Problem description: Go through the data below and return each line where the string "JSON" appears.

Exercise data:
+++++
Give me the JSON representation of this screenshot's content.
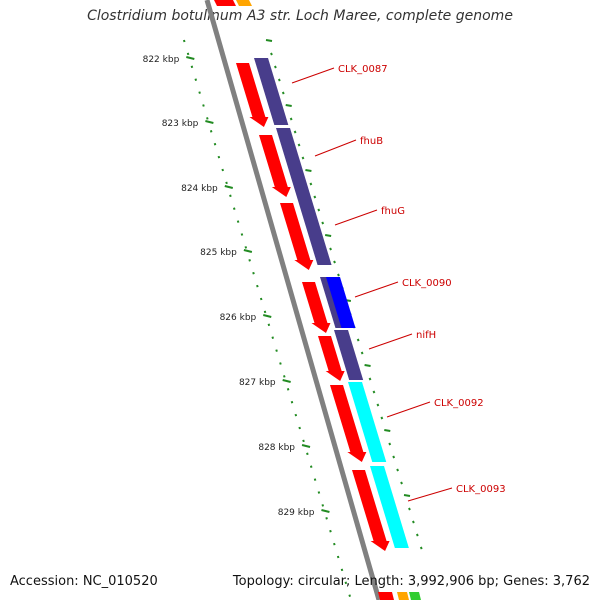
{
  "title": "Clostridium botulinum A3 str. Loch Maree, complete genome",
  "footer": {
    "accession": "Accession: NC_010520",
    "summary": "Topology: circular; Length: 3,992,906 bp; Genes: 3,762"
  },
  "scale": {
    "ticks": [
      "822 kbp",
      "823 kbp",
      "824 kbp",
      "825 kbp",
      "826 kbp",
      "827 kbp",
      "828 kbp",
      "829 kbp"
    ]
  },
  "genes": [
    "CLK_0087",
    "fhuB",
    "fhuG",
    "CLK_0090",
    "nifH",
    "CLK_0092",
    "CLK_0093"
  ],
  "colors": {
    "cds": "#ff0000",
    "cog_purple": "#483d8b",
    "cog_blue": "#0000ff",
    "cog_cyan": "#00ffff",
    "label": "#cc0000",
    "tick": "#228b22",
    "backbone": "#808080"
  }
}
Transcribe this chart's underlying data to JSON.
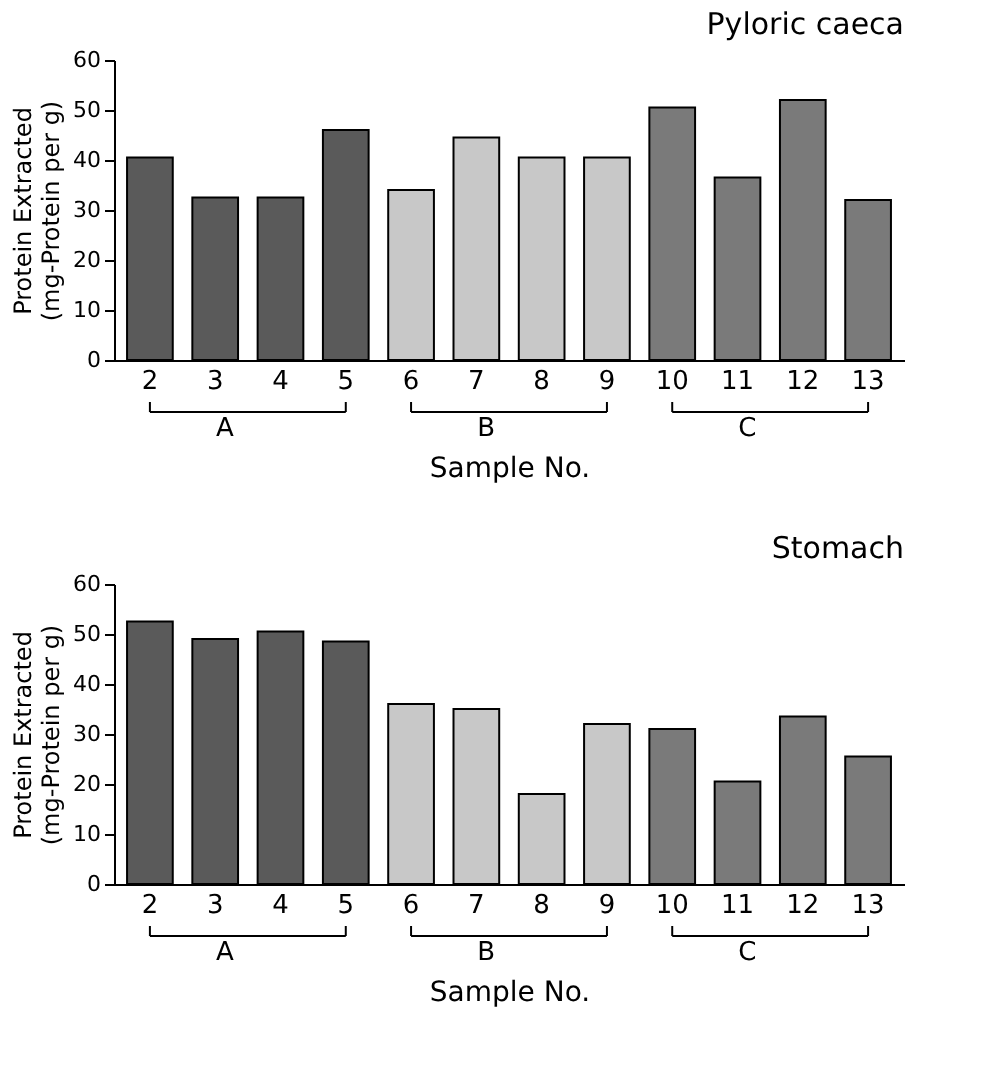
{
  "chart_data": [
    {
      "type": "bar",
      "title": "Pyloric caeca",
      "xlabel": "Sample No.",
      "ylabel": "Protein Extracted\n(mg-Protein per g)",
      "categories": [
        "2",
        "3",
        "4",
        "5",
        "6",
        "7",
        "8",
        "9",
        "10",
        "11",
        "12",
        "13"
      ],
      "ylim": [
        0,
        60
      ],
      "yticks": [
        0,
        10,
        20,
        30,
        40,
        50,
        60
      ],
      "series": [
        {
          "name": "A",
          "color": "#5a5a5a",
          "values": [
            40.5,
            32.5,
            32.5,
            46,
            null,
            null,
            null,
            null,
            null,
            null,
            null,
            null
          ]
        },
        {
          "name": "B",
          "color": "#c8c8c8",
          "values": [
            null,
            null,
            null,
            null,
            34,
            44.5,
            40.5,
            40.5,
            null,
            null,
            null,
            null
          ]
        },
        {
          "name": "C",
          "color": "#7a7a7a",
          "values": [
            null,
            null,
            null,
            null,
            null,
            null,
            null,
            null,
            50.5,
            36.5,
            52,
            32
          ]
        }
      ]
    },
    {
      "type": "bar",
      "title": "Stomach",
      "xlabel": "Sample No.",
      "ylabel": "Protein Extracted\n(mg-Protein per g)",
      "categories": [
        "2",
        "3",
        "4",
        "5",
        "6",
        "7",
        "8",
        "9",
        "10",
        "11",
        "12",
        "13"
      ],
      "ylim": [
        0,
        60
      ],
      "yticks": [
        0,
        10,
        20,
        30,
        40,
        50,
        60
      ],
      "series": [
        {
          "name": "A",
          "color": "#5a5a5a",
          "values": [
            52.5,
            49,
            50.5,
            48.5,
            null,
            null,
            null,
            null,
            null,
            null,
            null,
            null
          ]
        },
        {
          "name": "B",
          "color": "#c8c8c8",
          "values": [
            null,
            null,
            null,
            null,
            36,
            35,
            18,
            32,
            null,
            null,
            null,
            null
          ]
        },
        {
          "name": "C",
          "color": "#7a7a7a",
          "values": [
            null,
            null,
            null,
            null,
            null,
            null,
            null,
            null,
            31,
            20.5,
            33.5,
            25.5
          ]
        }
      ]
    }
  ]
}
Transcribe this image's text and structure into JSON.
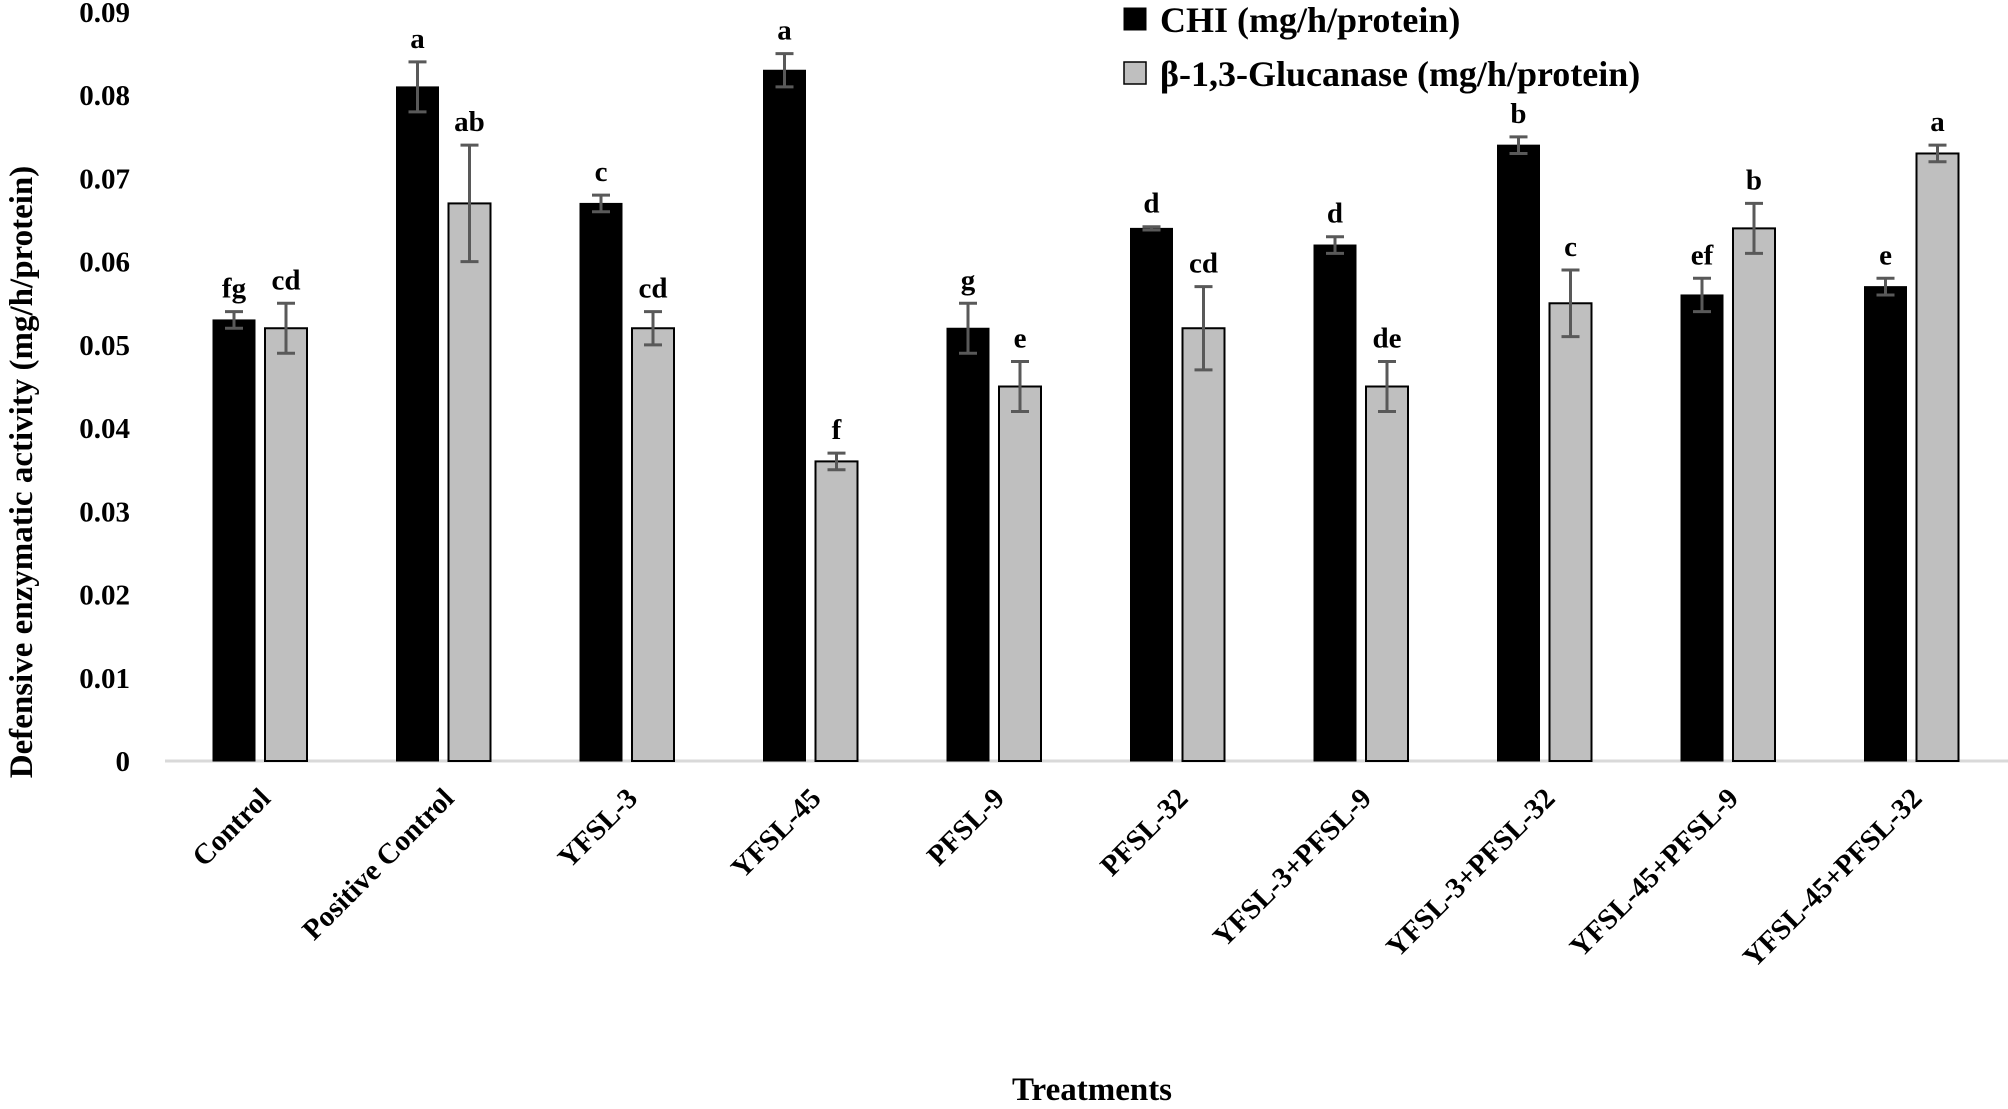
{
  "chart_data": {
    "type": "bar",
    "title": "",
    "xlabel": "Treatments",
    "ylabel": "Defensive enzymatic activity (mg/h/protein)",
    "ylim": [
      0,
      0.09
    ],
    "yticks": [
      0,
      0.01,
      0.02,
      0.03,
      0.04,
      0.05,
      0.06,
      0.07,
      0.08,
      0.09
    ],
    "ytick_labels": [
      "0",
      "0.01",
      "0.02",
      "0.03",
      "0.04",
      "0.05",
      "0.06",
      "0.07",
      "0.08",
      "0.09"
    ],
    "grid": false,
    "legend_position": "top-right",
    "categories": [
      "Control",
      "Positive Control",
      "YFSL-3",
      "YFSL-45",
      "PFSL-9",
      "PFSL-32",
      "YFSL-3+PFSL-9",
      "YFSL-3+PFSL-32",
      "YFSL-45+PFSL-9",
      "YFSL-45+PFSL-32"
    ],
    "series": [
      {
        "name": "CHI  (mg/h/protein)",
        "color": "#000000",
        "values": [
          0.053,
          0.081,
          0.067,
          0.083,
          0.052,
          0.064,
          0.062,
          0.074,
          0.056,
          0.057
        ],
        "errors": [
          0.001,
          0.003,
          0.001,
          0.002,
          0.003,
          0.0002,
          0.001,
          0.001,
          0.002,
          0.001
        ],
        "labels": [
          "fg",
          "a",
          "c",
          "a",
          "g",
          "d",
          "d",
          "b",
          "ef",
          "e"
        ]
      },
      {
        "name": "β-1,3-Glucanase (mg/h/protein)",
        "color": "#bfbfbf",
        "values": [
          0.052,
          0.067,
          0.052,
          0.036,
          0.045,
          0.052,
          0.045,
          0.055,
          0.064,
          0.073
        ],
        "errors": [
          0.003,
          0.007,
          0.002,
          0.001,
          0.003,
          0.005,
          0.003,
          0.004,
          0.003,
          0.001
        ],
        "labels": [
          "cd",
          "ab",
          "cd",
          "f",
          "e",
          "cd",
          "de",
          "c",
          "b",
          "a"
        ]
      }
    ]
  }
}
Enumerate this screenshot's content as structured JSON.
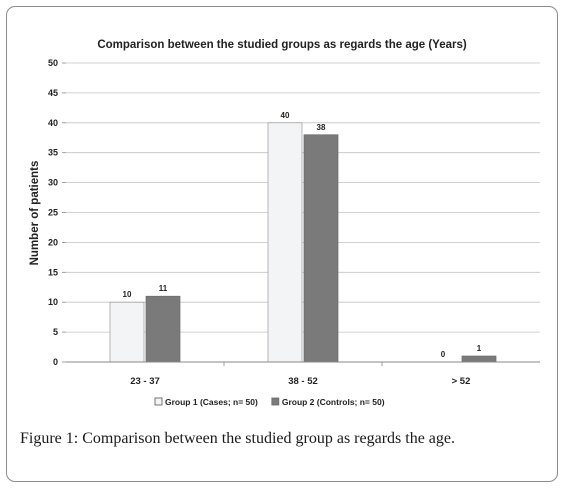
{
  "chart_data": {
    "type": "bar",
    "title": "Comparison between the studied groups as regards the age (Years)",
    "xlabel": "",
    "ylabel": "Number of patients",
    "ylim": [
      0,
      50
    ],
    "yticks": [
      0,
      5,
      10,
      15,
      20,
      25,
      30,
      35,
      40,
      45,
      50
    ],
    "grid": true,
    "legend_position": "bottom",
    "categories": [
      "23 - 37",
      "38 - 52",
      "> 52"
    ],
    "series": [
      {
        "name": "Group 1 (Cases; n= 50)",
        "values": [
          10,
          40,
          0
        ],
        "color": "#f3f4f6"
      },
      {
        "name": "Group 2 (Controls; n= 50)",
        "values": [
          11,
          38,
          1
        ],
        "color": "#7a7a7a"
      }
    ]
  },
  "caption": {
    "label": "Figure 1:",
    "text": " Comparison between the studied group as regards the age."
  }
}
+++++
Exercise output:
Give me the JSON representation of this screenshot's content.
Transcribe this chart's underlying data to JSON.
Transcribe this image's text and structure into JSON.
Enumerate this screenshot's content as structured JSON.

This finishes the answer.